__EXERCISE DETAILS__: Give the data a second time, exactly and in full.

__DATA SHOWN__:
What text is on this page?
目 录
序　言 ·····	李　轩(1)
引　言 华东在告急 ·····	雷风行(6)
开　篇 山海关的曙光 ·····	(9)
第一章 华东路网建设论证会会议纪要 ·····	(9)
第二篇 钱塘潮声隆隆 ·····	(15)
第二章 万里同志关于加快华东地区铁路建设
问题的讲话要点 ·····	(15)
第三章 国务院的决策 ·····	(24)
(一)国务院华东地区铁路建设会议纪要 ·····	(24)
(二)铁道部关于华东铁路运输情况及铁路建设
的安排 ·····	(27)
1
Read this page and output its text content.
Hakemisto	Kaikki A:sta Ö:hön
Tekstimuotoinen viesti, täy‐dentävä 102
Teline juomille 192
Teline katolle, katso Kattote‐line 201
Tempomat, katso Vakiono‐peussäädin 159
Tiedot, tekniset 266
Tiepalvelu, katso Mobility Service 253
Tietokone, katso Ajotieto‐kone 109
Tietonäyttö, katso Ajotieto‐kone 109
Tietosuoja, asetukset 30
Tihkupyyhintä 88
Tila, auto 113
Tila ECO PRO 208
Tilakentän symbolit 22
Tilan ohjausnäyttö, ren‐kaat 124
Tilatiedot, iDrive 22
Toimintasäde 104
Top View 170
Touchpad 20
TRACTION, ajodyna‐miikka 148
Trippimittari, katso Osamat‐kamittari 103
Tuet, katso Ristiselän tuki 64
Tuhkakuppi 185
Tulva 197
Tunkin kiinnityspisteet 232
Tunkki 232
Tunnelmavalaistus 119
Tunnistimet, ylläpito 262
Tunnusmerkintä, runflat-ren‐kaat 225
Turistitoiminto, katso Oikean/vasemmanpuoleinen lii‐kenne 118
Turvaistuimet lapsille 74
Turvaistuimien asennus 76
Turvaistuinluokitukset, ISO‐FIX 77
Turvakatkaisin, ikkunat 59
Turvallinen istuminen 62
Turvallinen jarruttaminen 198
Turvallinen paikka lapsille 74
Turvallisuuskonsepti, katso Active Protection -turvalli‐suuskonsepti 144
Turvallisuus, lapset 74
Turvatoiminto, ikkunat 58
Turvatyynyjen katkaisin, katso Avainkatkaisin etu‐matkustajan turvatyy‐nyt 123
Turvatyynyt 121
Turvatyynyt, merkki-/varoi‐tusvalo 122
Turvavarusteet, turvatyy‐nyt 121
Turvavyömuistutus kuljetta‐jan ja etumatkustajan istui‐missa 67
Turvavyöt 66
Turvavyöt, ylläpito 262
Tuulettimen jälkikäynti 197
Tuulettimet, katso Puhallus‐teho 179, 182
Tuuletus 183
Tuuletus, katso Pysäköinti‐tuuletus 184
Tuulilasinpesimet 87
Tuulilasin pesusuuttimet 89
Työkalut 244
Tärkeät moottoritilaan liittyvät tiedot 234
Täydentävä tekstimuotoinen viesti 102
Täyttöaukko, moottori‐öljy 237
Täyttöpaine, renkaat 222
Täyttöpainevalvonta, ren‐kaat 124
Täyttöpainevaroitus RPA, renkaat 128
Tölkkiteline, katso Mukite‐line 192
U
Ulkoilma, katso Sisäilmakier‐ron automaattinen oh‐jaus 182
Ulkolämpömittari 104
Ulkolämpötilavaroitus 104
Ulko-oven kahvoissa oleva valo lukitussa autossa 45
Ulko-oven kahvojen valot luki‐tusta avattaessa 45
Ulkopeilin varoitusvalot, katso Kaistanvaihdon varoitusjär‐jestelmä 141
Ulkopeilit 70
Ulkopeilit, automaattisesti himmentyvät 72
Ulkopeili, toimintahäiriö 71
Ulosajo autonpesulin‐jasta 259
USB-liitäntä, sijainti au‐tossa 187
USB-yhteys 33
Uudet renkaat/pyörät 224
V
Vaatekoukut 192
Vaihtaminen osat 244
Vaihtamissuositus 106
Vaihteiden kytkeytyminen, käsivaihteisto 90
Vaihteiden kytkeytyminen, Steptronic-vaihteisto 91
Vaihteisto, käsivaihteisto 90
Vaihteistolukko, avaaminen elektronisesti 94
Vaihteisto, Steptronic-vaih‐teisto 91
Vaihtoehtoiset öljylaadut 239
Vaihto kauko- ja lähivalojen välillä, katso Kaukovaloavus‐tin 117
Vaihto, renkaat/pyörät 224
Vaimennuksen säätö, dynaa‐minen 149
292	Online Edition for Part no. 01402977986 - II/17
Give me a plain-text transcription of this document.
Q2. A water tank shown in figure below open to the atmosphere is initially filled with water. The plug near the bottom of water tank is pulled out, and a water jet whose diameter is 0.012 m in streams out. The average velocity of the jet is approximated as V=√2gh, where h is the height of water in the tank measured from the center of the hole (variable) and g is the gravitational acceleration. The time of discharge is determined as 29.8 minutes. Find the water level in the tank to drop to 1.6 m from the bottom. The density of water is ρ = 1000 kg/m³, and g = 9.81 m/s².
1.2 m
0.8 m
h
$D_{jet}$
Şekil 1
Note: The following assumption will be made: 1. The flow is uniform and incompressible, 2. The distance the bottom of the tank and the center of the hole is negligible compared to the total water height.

__RESULT OF THE EXERCISE__:
What text is on this page?
目 录
序　言 ·····	李　轩(1)
引　言 华东在告急 ·····	雷风行(6)
开　篇 山海关的曙光 ·····	(9)
第一章 华东路网建设论证会会议纪要 ·····	(9)
第二篇 钱塘潮声隆隆 ·····	(15)
第二章 万里同志关于加快华东地区铁路建设
问题的讲话要点 ·····	(15)
第三章 国务院的决策 ·····	(24)
(一)国务院华东地区铁路建设会议纪要 ·····	(24)
(二)铁道部关于华东铁路运输情况及铁路建设
的安排 ·····	(27)
1
Read this page and output its text content.
Hakemisto	Kaikki A:sta Ö:hön
Tekstimuotoinen viesti, täy‐dentävä 102
Teline juomille 192
Teline katolle, katso Kattote‐line 201
Tempomat, katso Vakiono‐peussäädin 159
Tiedot, tekniset 266
Tiepalvelu, katso Mobility Service 253
Tietokone, katso Ajotieto‐kone 109
Tietonäyttö, katso Ajotieto‐kone 109
Tietosuoja, asetukset 30
Tihkupyyhintä 88
Tila, auto 113
Tila ECO PRO 208
Tilakentän symbolit 22
Tilan ohjausnäyttö, ren‐kaat 124
Tilatiedot, iDrive 22
Toimintasäde 104
Top View 170
Touchpad 20
TRACTION, ajodyna‐miikka 148
Trippimittari, katso Osamat‐kamittari 103
Tuet, katso Ristiselän tuki 64
Tuhkakuppi 185
Tulva 197
Tunkin kiinnityspisteet 232
Tunkki 232
Tunnelmavalaistus 119
Tunnistimet, ylläpito 262
Tunnusmerkintä, runflat-ren‐kaat 225
Turistitoiminto, katso Oikean/vasemmanpuoleinen lii‐kenne 118
Turvaistuimet lapsille 74
Turvaistuimien asennus 76
Turvaistuinluokitukset, ISO‐FIX 77
Turvakatkaisin, ikkunat 59
Turvallinen istuminen 62
Turvallinen jarruttaminen 198
Turvallinen paikka lapsille 74
Turvallisuuskonsepti, katso Active Protection -turvalli‐suuskonsepti 144
Turvallisuus, lapset 74
Turvatoiminto, ikkunat 58
Turvatyynyjen katkaisin, katso Avainkatkaisin etu‐matkustajan turvatyy‐nyt 123
Turvatyynyt 121
Turvatyynyt, merkki-/varoi‐tusvalo 122
Turvavarusteet, turvatyy‐nyt 121
Turvavyömuistutus kuljetta‐jan ja etumatkustajan istui‐missa 67
Turvavyöt 66
Turvavyöt, ylläpito 262
Tuulettimen jälkikäynti 197
Tuulettimet, katso Puhallus‐teho 179, 182
Tuuletus 183
Tuuletus, katso Pysäköinti‐tuuletus 184
Tuulilasinpesimet 87
Tuulilasin pesusuuttimet 89
Työkalut 244
Tärkeät moottoritilaan liittyvät tiedot 234
Täydentävä tekstimuotoinen viesti 102
Täyttöaukko, moottori‐öljy 237
Täyttöpaine, renkaat 222
Täyttöpainevalvonta, ren‐kaat 124
Täyttöpainevaroitus RPA, renkaat 128
Tölkkiteline, katso Mukite‐line 192
U
Ulkoilma, katso Sisäilmakier‐ron automaattinen oh‐jaus 182
Ulkolämpömittari 104
Ulkolämpötilavaroitus 104
Ulko-oven kahvoissa oleva valo lukitussa autossa 45
Ulko-oven kahvojen valot luki‐tusta avattaessa 45
Ulkopeilin varoitusvalot, katso Kaistanvaihdon varoitusjär‐jestelmä 141
Ulkopeilit 70
Ulkopeilit, automaattisesti himmentyvät 72
Ulkopeili, toimintahäiriö 71
Ulosajo autonpesulin‐jasta 259
USB-liitäntä, sijainti au‐tossa 187
USB-yhteys 33
Uudet renkaat/pyörät 224
V
Vaatekoukut 192
Vaihtaminen osat 244
Vaihtamissuositus 106
Vaihteiden kytkeytyminen, käsivaihteisto 90
Vaihteiden kytkeytyminen, Steptronic-vaihteisto 91
Vaihteisto, käsivaihteisto 90
Vaihteistolukko, avaaminen elektronisesti 94
Vaihteisto, Steptronic-vaih‐teisto 91
Vaihtoehtoiset öljylaadut 239
Vaihto kauko- ja lähivalojen välillä, katso Kaukovaloavus‐tin 117
Vaihto, renkaat/pyörät 224
Vaimennuksen säätö, dynaa‐minen 149
292	Online Edition for Part no. 01402977986 - II/17
Give me a plain-text transcription of this document.
Q2. A water tank shown in figure below open to the atmosphere is initially filled with water. The plug near the bottom of water tank is pulled out, and a water jet whose diameter is 0.012 m in streams out. The average velocity of the jet is approximated as V=√2gh, where h is the height of water in the tank measured from the center of the hole (variable) and g is the gravitational acceleration. The time of discharge is determined as 29.8 minutes. Find the water level in the tank to drop to 1.6 m from the bottom. The density of water is ρ = 1000 kg/m³, and g = 9.81 m/s².
1.2 m
0.8 m
h
$D_{jet}$
Şekil 1
Note: The following assumption will be made: 1. The flow is uniform and incompressible, 2. The distance the bottom of the tank and the center of the hole is negligible compared to the total water height.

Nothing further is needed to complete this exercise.